◆ **What the task asks**:
Pictures do not belong in the copy; quote every entry below exactly.

:::::

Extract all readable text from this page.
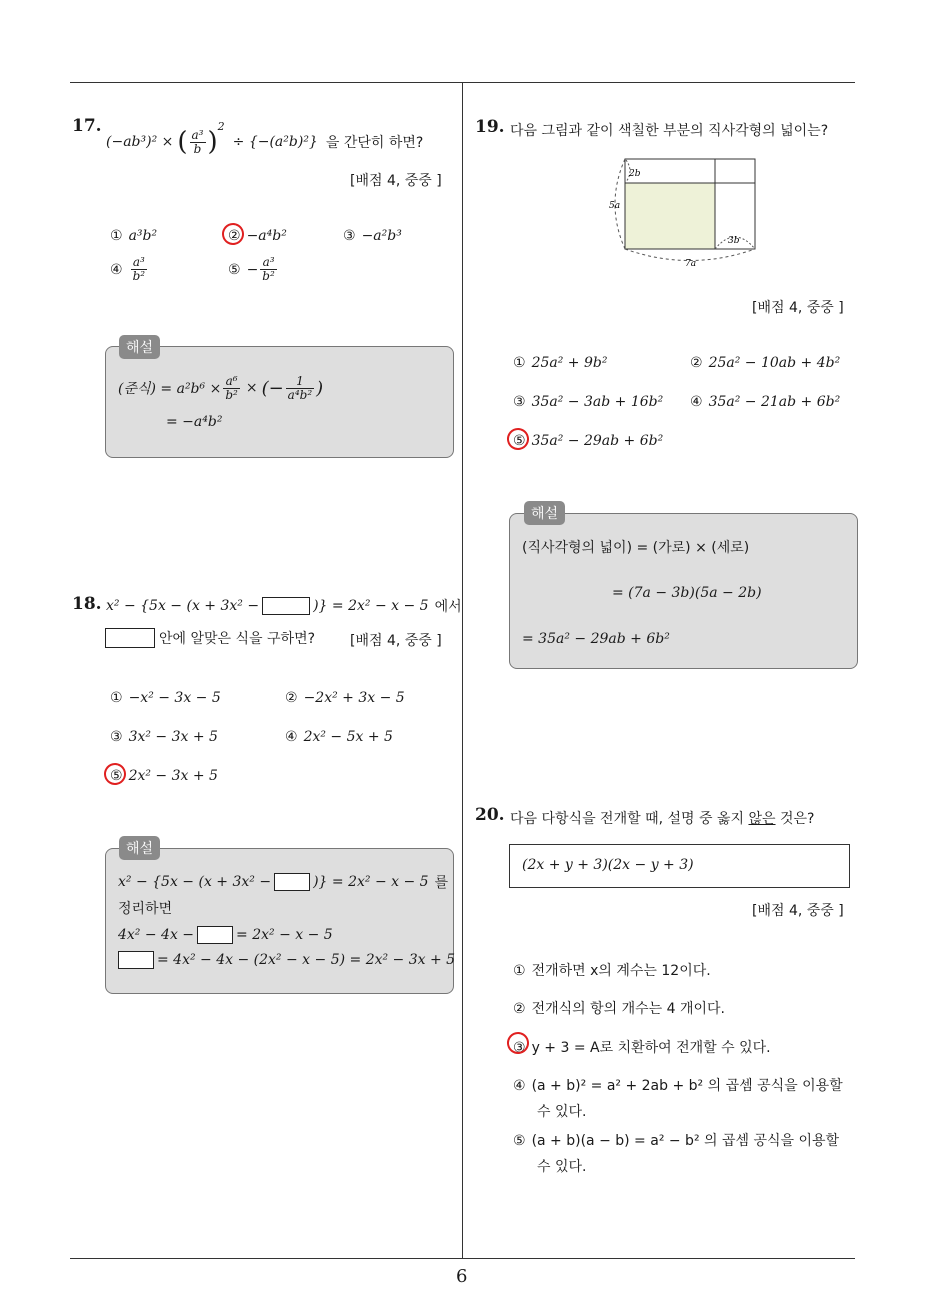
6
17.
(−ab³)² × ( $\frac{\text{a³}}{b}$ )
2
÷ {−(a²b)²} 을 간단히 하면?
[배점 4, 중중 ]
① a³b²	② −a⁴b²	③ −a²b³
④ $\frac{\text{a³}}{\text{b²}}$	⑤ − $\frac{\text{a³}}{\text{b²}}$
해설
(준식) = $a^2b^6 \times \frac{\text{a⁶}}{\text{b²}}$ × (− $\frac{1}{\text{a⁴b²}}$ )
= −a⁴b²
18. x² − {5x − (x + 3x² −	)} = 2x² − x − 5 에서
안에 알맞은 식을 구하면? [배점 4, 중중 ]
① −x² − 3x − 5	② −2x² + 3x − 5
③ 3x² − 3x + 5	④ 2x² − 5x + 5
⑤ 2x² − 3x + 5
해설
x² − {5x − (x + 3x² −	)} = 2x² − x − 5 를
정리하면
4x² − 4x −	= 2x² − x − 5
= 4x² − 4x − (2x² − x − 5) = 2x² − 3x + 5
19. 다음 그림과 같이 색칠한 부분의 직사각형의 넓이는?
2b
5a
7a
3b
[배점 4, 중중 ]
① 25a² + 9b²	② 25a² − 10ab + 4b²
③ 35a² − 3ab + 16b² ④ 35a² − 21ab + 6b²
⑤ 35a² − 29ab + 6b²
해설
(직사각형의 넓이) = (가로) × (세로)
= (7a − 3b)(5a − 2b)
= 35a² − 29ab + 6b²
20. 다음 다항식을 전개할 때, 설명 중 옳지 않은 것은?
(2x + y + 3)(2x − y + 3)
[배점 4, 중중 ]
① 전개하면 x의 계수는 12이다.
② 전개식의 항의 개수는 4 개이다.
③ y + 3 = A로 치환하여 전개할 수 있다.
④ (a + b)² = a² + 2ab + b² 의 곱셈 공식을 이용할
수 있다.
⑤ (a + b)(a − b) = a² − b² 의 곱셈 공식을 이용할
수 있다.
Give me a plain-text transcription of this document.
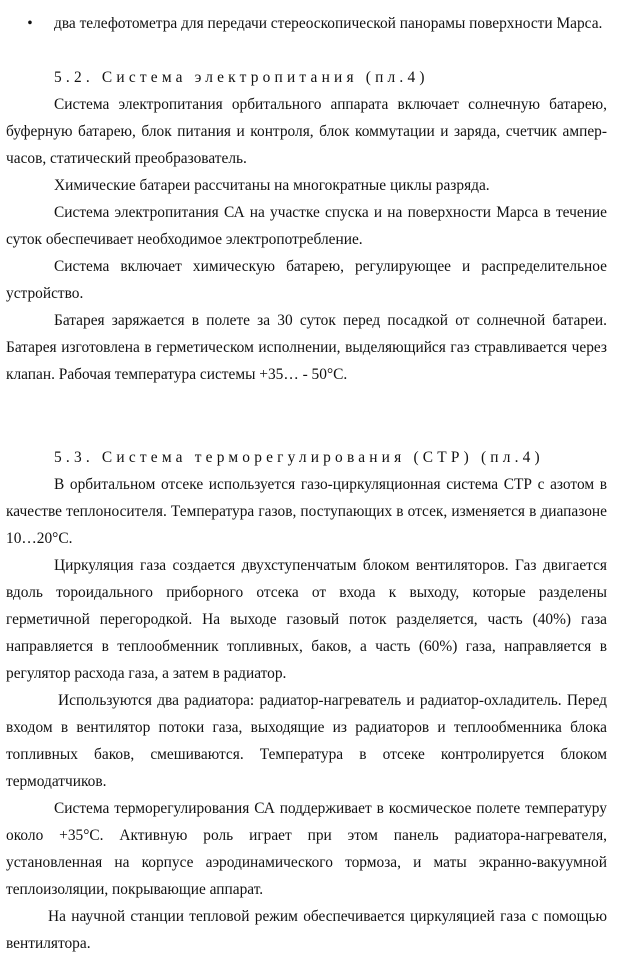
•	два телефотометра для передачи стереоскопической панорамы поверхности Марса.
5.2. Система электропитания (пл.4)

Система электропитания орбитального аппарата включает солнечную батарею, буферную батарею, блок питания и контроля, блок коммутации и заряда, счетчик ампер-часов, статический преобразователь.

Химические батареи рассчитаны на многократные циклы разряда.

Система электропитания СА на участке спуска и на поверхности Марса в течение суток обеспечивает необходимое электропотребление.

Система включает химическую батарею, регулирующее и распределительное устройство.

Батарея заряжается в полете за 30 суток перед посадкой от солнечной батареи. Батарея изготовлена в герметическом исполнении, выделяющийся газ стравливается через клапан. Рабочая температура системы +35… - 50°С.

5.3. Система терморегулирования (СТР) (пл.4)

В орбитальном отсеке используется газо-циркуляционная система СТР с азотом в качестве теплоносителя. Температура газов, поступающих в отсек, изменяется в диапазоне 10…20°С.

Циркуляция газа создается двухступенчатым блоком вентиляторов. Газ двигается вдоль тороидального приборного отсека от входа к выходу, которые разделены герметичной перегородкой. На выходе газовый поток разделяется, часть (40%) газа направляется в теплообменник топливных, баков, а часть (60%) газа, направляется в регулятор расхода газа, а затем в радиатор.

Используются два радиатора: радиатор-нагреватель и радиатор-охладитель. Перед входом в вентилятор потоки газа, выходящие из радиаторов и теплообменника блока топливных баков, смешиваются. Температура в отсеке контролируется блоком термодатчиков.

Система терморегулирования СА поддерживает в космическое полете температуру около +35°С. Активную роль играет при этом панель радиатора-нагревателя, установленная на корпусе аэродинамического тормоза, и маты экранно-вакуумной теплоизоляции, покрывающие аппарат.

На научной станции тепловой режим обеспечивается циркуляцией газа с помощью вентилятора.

:::::

◆ **Result of this exercise**:
Extract all readable text from this page.
6
17.
(−ab³)² × ( $\frac{\text{a³}}{b}$ )
2
÷ {−(a²b)²} 을 간단히 하면?
[배점 4, 중중 ]
① a³b²	② −a⁴b²	③ −a²b³
④ $\frac{\text{a³}}{\text{b²}}$	⑤ − $\frac{\text{a³}}{\text{b²}}$
해설
(준식) = $a^2b^6 \times \frac{\text{a⁶}}{\text{b²}}$ × (− $\frac{1}{\text{a⁴b²}}$ )
= −a⁴b²
18. x² − {5x − (x + 3x² −	)} = 2x² − x − 5 에서
안에 알맞은 식을 구하면? [배점 4, 중중 ]
① −x² − 3x − 5	② −2x² + 3x − 5
③ 3x² − 3x + 5	④ 2x² − 5x + 5
⑤ 2x² − 3x + 5
해설
x² − {5x − (x + 3x² −	)} = 2x² − x − 5 를
정리하면
4x² − 4x −	= 2x² − x − 5
= 4x² − 4x − (2x² − x − 5) = 2x² − 3x + 5
19. 다음 그림과 같이 색칠한 부분의 직사각형의 넓이는?
2b
5a
7a
3b
[배점 4, 중중 ]
① 25a² + 9b²	② 25a² − 10ab + 4b²
③ 35a² − 3ab + 16b² ④ 35a² − 21ab + 6b²
⑤ 35a² − 29ab + 6b²
해설
(직사각형의 넓이) = (가로) × (세로)
= (7a − 3b)(5a − 2b)
= 35a² − 29ab + 6b²
20. 다음 다항식을 전개할 때, 설명 중 옳지 않은 것은?
(2x + y + 3)(2x − y + 3)
[배점 4, 중중 ]
① 전개하면 x의 계수는 12이다.
② 전개식의 항의 개수는 4 개이다.
③ y + 3 = A로 치환하여 전개할 수 있다.
④ (a + b)² = a² + 2ab + b² 의 곱셈 공식을 이용할
수 있다.
⑤ (a + b)(a − b) = a² − b² 의 곱셈 공식을 이용할
수 있다.
Give me a plain-text transcription of this document.
•	два телефотометра для передачи стереоскопической панорамы поверхности Марса.
5.2. Система электропитания (пл.4)

Система электропитания орбитального аппарата включает солнечную батарею, буферную батарею, блок питания и контроля, блок коммутации и заряда, счетчик ампер-часов, статический преобразователь.

Химические батареи рассчитаны на многократные циклы разряда.

Система электропитания СА на участке спуска и на поверхности Марса в течение суток обеспечивает необходимое электропотребление.

Система включает химическую батарею, регулирующее и распределительное устройство.

Батарея заряжается в полете за 30 суток перед посадкой от солнечной батареи. Батарея изготовлена в герметическом исполнении, выделяющийся газ стравливается через клапан. Рабочая температура системы +35… - 50°С.

5.3. Система терморегулирования (СТР) (пл.4)

В орбитальном отсеке используется газо-циркуляционная система СТР с азотом в качестве теплоносителя. Температура газов, поступающих в отсек, изменяется в диапазоне 10…20°С.

Циркуляция газа создается двухступенчатым блоком вентиляторов. Газ двигается вдоль тороидального приборного отсека от входа к выходу, которые разделены герметичной перегородкой. На выходе газовый поток разделяется, часть (40%) газа направляется в теплообменник топливных, баков, а часть (60%) газа, направляется в регулятор расхода газа, а затем в радиатор.

Используются два радиатора: радиатор-нагреватель и радиатор-охладитель. Перед входом в вентилятор потоки газа, выходящие из радиаторов и теплообменника блока топливных баков, смешиваются. Температура в отсеке контролируется блоком термодатчиков.

Система терморегулирования СА поддерживает в космическое полете температуру около +35°С. Активную роль играет при этом панель радиатора-нагревателя, установленная на корпусе аэродинамического тормоза, и маты экранно-вакуумной теплоизоляции, покрывающие аппарат.

На научной станции тепловой режим обеспечивается циркуляцией газа с помощью вентилятора.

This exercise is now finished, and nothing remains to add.